Give the total number of lines with the word "Stainless" in them, and no other words.

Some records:
* * *

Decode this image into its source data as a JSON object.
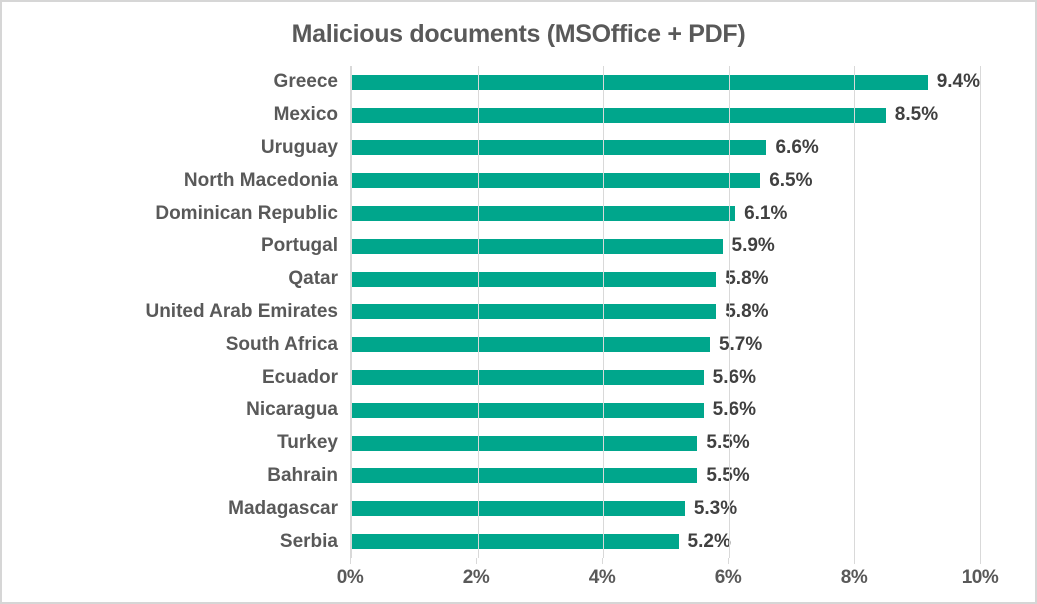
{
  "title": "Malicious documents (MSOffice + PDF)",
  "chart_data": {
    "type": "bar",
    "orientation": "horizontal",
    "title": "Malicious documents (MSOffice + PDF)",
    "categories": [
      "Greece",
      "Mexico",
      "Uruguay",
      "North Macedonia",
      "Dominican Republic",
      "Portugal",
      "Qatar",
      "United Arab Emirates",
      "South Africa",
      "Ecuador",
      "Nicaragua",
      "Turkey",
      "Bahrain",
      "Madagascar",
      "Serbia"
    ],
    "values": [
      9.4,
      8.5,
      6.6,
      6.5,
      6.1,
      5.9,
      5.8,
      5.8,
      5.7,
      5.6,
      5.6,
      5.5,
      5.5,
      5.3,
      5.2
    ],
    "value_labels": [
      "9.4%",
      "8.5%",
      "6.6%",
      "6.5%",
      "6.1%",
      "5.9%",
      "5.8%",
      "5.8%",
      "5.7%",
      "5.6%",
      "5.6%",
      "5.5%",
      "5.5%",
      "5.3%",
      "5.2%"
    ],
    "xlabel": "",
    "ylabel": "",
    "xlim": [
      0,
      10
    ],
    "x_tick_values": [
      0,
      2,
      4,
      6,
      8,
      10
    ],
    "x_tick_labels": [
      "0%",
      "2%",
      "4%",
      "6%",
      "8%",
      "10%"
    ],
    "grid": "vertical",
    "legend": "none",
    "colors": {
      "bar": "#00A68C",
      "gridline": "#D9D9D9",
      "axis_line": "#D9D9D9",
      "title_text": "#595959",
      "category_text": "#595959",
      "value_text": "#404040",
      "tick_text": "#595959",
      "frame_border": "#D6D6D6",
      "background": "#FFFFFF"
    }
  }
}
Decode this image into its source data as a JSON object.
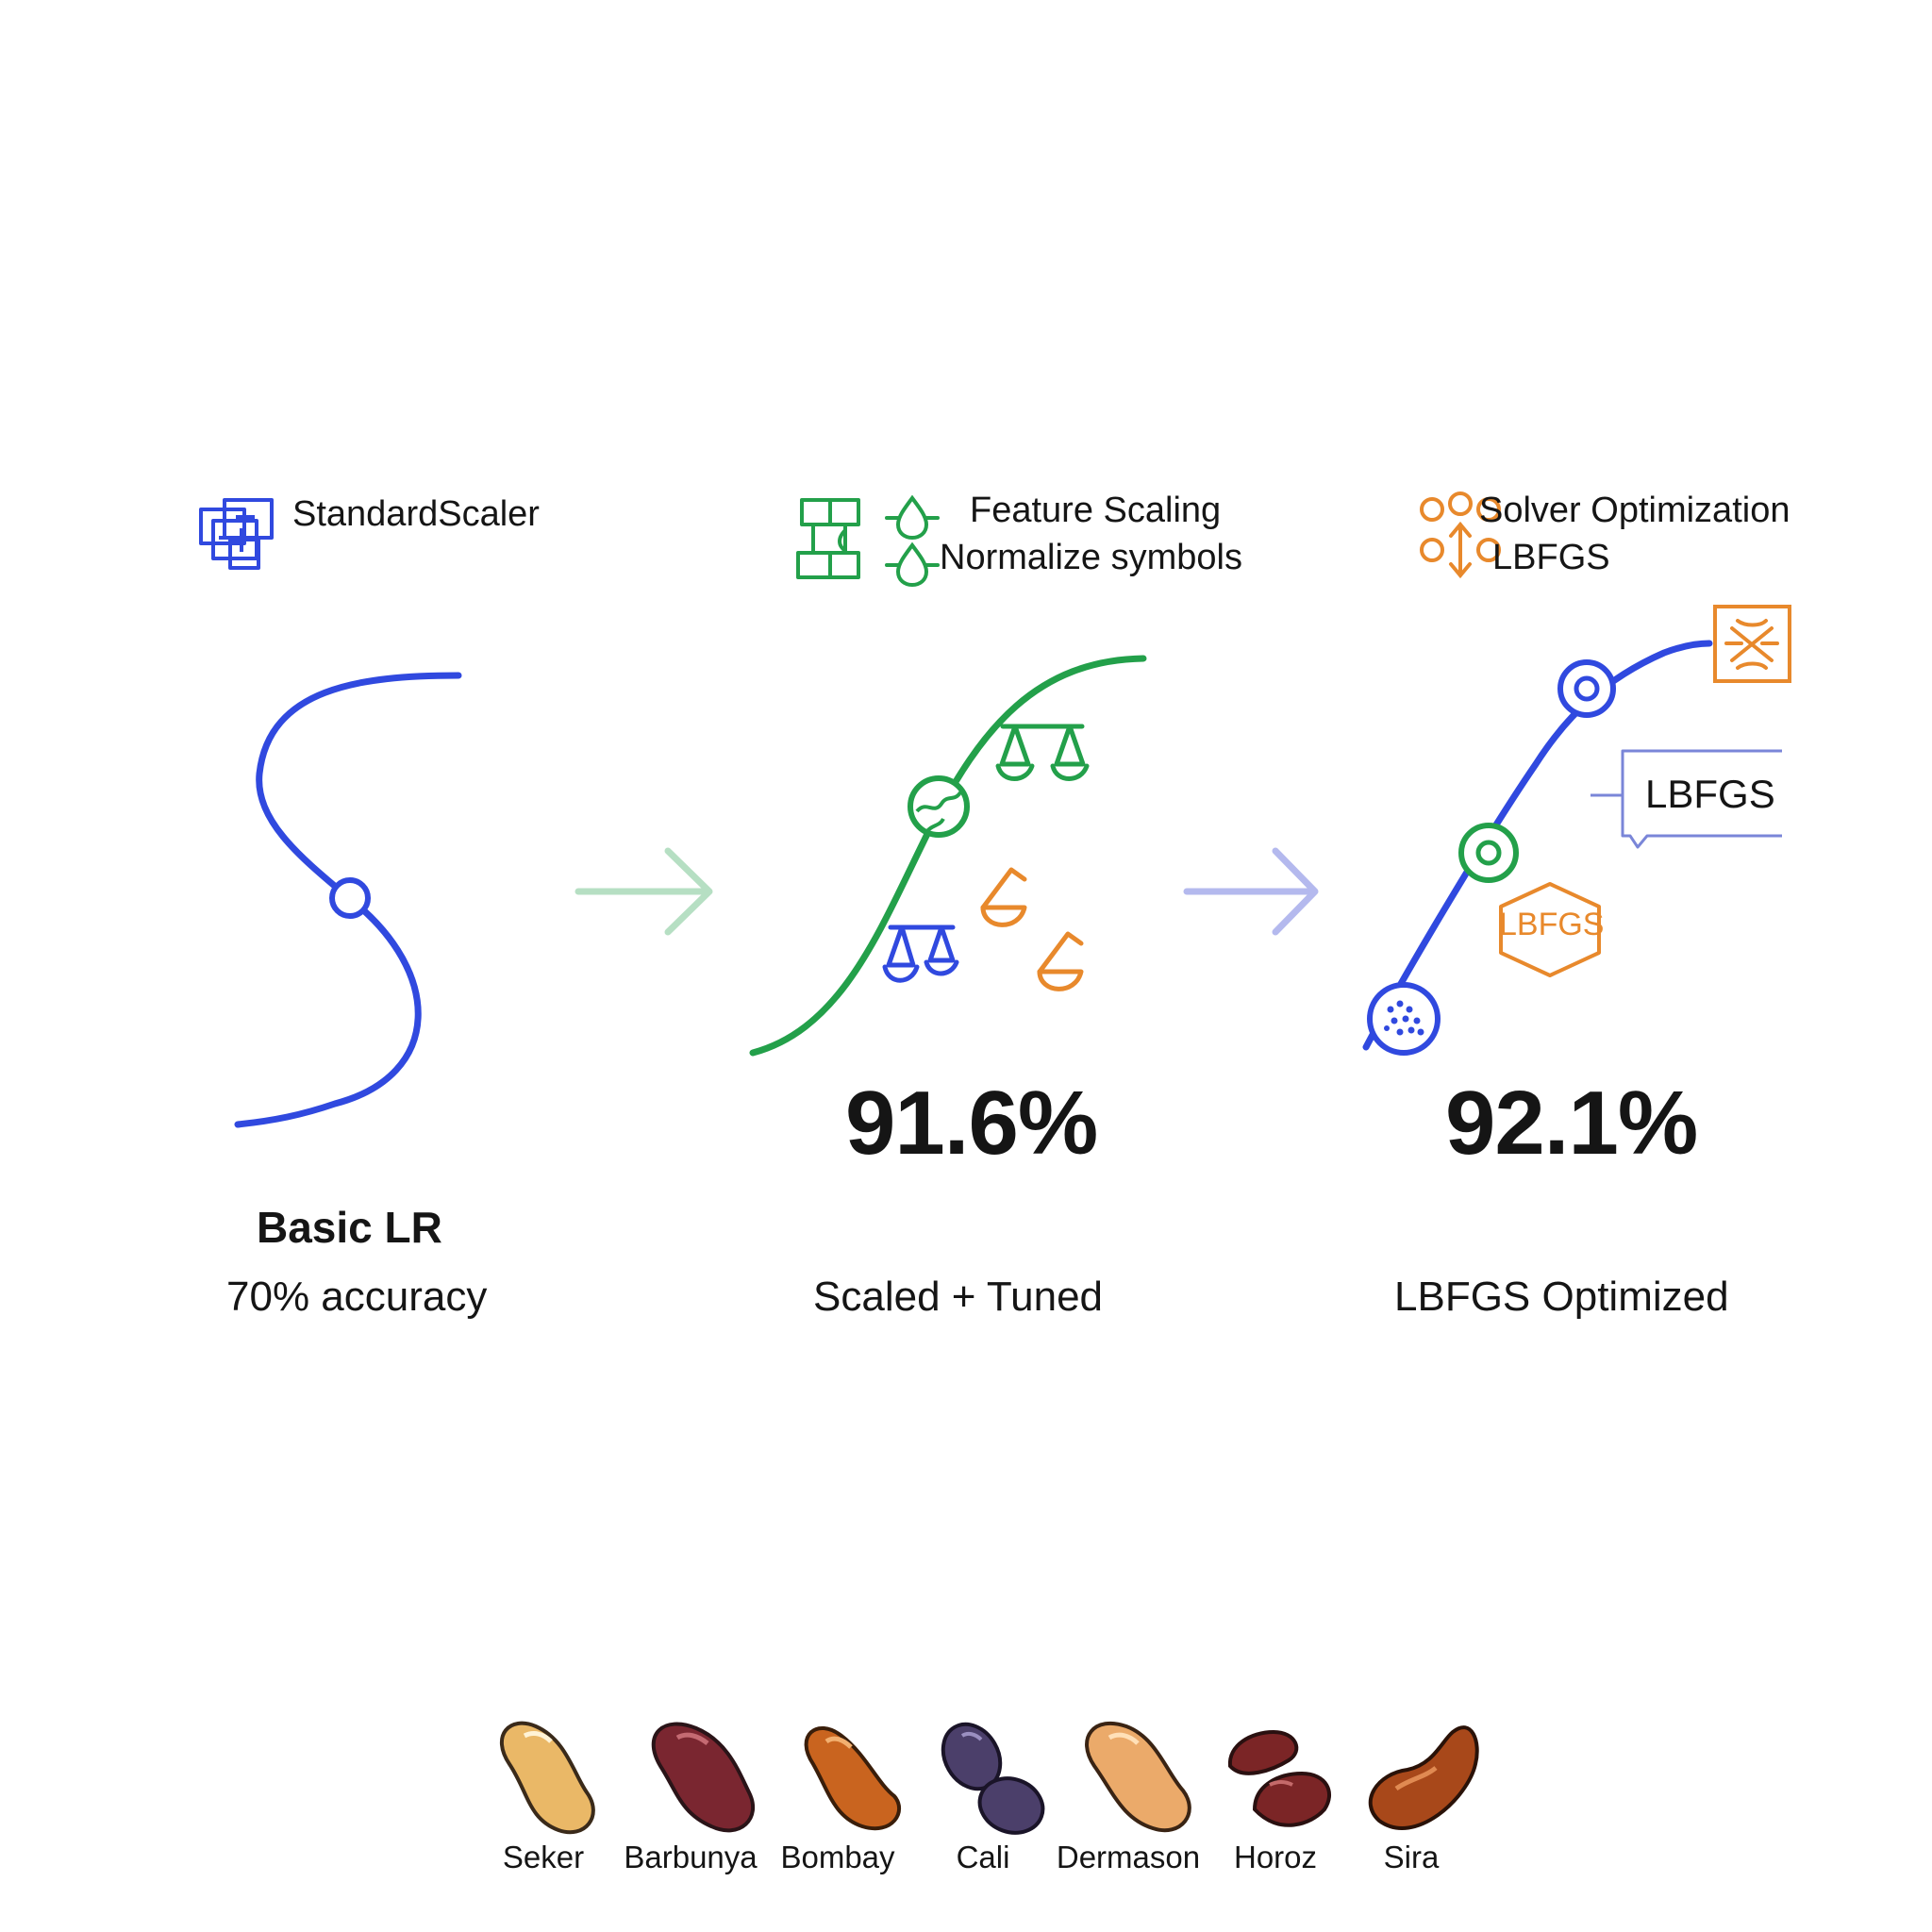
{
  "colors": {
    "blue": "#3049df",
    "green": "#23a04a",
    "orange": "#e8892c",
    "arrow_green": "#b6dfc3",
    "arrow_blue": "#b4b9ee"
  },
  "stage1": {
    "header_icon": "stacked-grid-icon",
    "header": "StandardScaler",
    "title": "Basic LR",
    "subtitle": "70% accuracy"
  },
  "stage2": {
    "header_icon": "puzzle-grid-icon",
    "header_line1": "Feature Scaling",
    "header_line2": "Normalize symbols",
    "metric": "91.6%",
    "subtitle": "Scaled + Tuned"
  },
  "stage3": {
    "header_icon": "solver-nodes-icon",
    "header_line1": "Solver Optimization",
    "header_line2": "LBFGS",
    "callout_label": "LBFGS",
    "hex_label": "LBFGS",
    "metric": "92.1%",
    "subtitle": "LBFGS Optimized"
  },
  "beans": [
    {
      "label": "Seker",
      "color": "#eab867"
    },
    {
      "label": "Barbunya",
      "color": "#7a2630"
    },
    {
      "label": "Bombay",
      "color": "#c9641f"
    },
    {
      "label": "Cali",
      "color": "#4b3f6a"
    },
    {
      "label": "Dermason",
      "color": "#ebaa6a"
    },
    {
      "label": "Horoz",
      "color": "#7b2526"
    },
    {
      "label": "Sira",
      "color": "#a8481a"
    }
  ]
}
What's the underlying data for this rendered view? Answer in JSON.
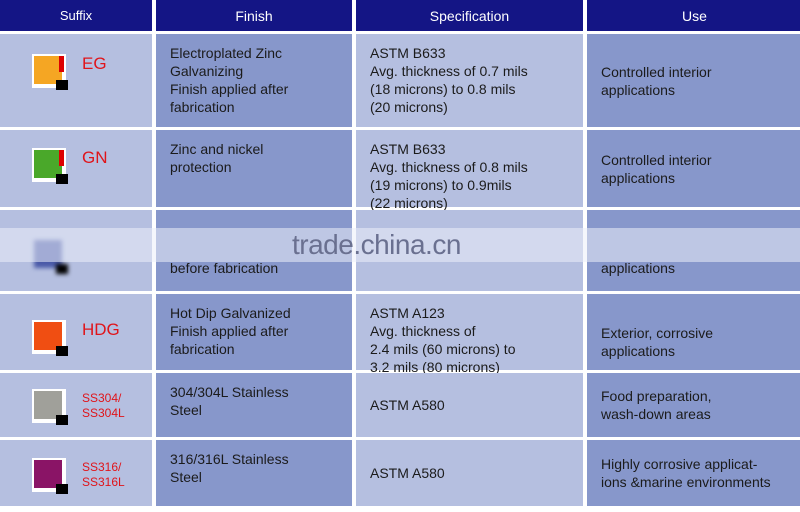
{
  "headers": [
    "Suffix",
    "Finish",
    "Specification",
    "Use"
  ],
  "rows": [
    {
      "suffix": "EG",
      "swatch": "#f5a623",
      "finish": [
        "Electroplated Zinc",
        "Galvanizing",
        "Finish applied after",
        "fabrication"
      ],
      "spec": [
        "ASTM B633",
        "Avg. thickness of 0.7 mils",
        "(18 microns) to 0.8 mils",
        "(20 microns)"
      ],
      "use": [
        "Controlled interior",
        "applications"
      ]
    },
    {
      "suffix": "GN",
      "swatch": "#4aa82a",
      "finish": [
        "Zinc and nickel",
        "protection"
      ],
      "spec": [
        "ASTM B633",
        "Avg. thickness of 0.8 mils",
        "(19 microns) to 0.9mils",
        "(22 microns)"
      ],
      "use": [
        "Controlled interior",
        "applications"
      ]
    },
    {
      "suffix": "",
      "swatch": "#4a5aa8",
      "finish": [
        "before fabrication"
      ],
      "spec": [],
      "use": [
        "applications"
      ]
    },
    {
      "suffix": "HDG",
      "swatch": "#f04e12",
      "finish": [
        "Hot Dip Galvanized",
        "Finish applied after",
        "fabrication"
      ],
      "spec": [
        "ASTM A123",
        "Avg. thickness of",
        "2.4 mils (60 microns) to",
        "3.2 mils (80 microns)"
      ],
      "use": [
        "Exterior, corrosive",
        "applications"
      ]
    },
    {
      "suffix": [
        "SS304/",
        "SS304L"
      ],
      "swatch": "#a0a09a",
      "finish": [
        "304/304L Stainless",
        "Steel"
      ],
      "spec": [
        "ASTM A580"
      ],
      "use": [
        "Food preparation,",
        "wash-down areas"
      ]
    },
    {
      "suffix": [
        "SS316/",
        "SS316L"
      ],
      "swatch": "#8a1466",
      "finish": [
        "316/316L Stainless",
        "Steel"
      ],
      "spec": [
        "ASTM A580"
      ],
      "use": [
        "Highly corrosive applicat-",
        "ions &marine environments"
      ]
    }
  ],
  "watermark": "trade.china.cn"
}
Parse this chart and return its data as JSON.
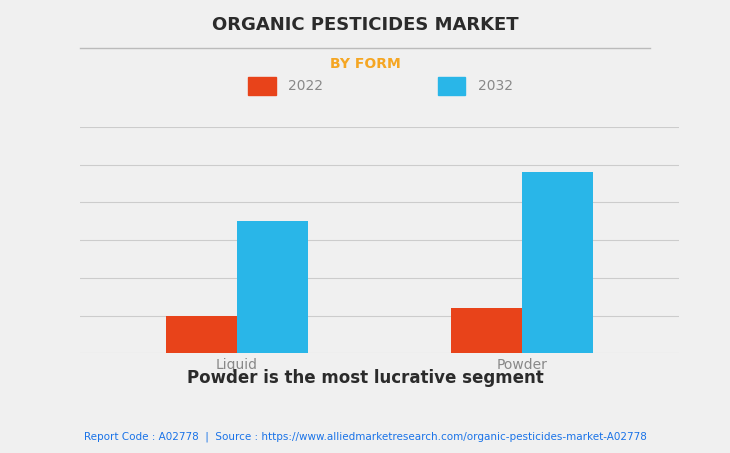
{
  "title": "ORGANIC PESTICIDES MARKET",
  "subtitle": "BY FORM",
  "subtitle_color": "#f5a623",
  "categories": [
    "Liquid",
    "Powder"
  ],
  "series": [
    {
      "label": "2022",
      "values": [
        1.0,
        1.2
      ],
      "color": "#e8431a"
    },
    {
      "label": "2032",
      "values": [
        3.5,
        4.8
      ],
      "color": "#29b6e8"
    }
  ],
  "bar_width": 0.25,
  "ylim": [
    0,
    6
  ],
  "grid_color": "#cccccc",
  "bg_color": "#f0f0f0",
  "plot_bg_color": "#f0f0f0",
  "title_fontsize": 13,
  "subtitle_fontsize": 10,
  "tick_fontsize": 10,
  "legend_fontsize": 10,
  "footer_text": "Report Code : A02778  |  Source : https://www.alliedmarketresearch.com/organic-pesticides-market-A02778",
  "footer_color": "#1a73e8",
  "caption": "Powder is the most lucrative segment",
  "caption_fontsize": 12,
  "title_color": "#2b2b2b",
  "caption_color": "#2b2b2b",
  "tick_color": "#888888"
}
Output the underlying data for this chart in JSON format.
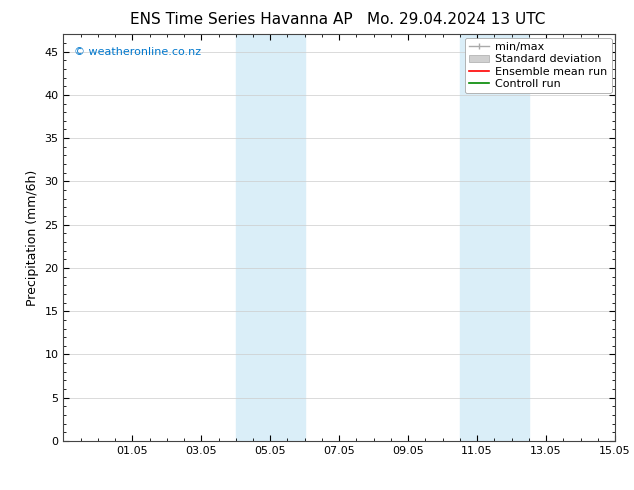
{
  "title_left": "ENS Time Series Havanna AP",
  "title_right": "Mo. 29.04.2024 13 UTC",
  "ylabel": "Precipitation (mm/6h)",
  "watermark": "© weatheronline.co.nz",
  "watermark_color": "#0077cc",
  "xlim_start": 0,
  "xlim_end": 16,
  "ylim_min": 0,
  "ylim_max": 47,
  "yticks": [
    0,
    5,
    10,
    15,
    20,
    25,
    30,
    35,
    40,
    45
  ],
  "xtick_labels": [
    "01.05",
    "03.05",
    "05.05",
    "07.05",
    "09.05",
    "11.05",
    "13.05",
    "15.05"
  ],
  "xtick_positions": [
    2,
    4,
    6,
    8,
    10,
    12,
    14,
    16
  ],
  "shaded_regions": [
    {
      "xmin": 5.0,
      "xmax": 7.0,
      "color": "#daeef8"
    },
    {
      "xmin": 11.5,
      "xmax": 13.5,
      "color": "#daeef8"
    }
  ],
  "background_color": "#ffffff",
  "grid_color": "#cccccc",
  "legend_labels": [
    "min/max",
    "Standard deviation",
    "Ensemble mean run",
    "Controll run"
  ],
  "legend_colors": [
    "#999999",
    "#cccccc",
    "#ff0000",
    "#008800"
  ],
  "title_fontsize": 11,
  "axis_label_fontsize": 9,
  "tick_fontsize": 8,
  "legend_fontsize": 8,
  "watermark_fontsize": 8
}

* * *

Answer to this problem: 2